[Entries from a dataset]
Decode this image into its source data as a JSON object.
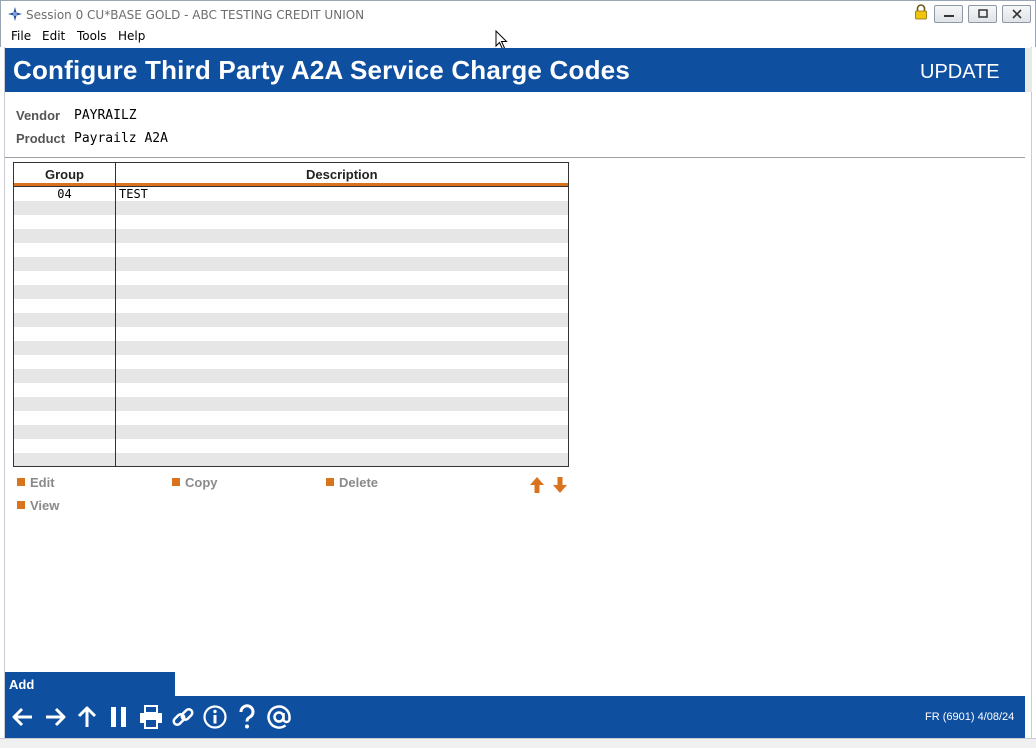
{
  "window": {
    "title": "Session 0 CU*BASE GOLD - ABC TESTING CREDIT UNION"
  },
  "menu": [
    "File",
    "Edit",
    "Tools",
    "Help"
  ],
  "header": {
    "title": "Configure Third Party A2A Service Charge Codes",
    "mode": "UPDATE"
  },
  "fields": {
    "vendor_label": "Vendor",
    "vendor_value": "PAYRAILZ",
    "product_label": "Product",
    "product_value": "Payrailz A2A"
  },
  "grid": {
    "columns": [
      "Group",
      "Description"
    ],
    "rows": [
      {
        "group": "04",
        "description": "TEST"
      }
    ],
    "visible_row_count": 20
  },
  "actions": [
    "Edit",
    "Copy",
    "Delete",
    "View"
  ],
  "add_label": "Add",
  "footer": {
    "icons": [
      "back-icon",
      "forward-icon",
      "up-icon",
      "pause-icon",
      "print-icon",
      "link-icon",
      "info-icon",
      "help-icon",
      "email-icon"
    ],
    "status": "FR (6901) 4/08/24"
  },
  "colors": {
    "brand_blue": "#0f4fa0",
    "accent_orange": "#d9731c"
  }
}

Instruction | Extract every line above containing the word "title".

Expected answer |
    "title": "Session 0 CU*BASE GOLD - ABC TESTING CREDIT UNION"
    "title": "Configure Third Party A2A Service Charge Codes",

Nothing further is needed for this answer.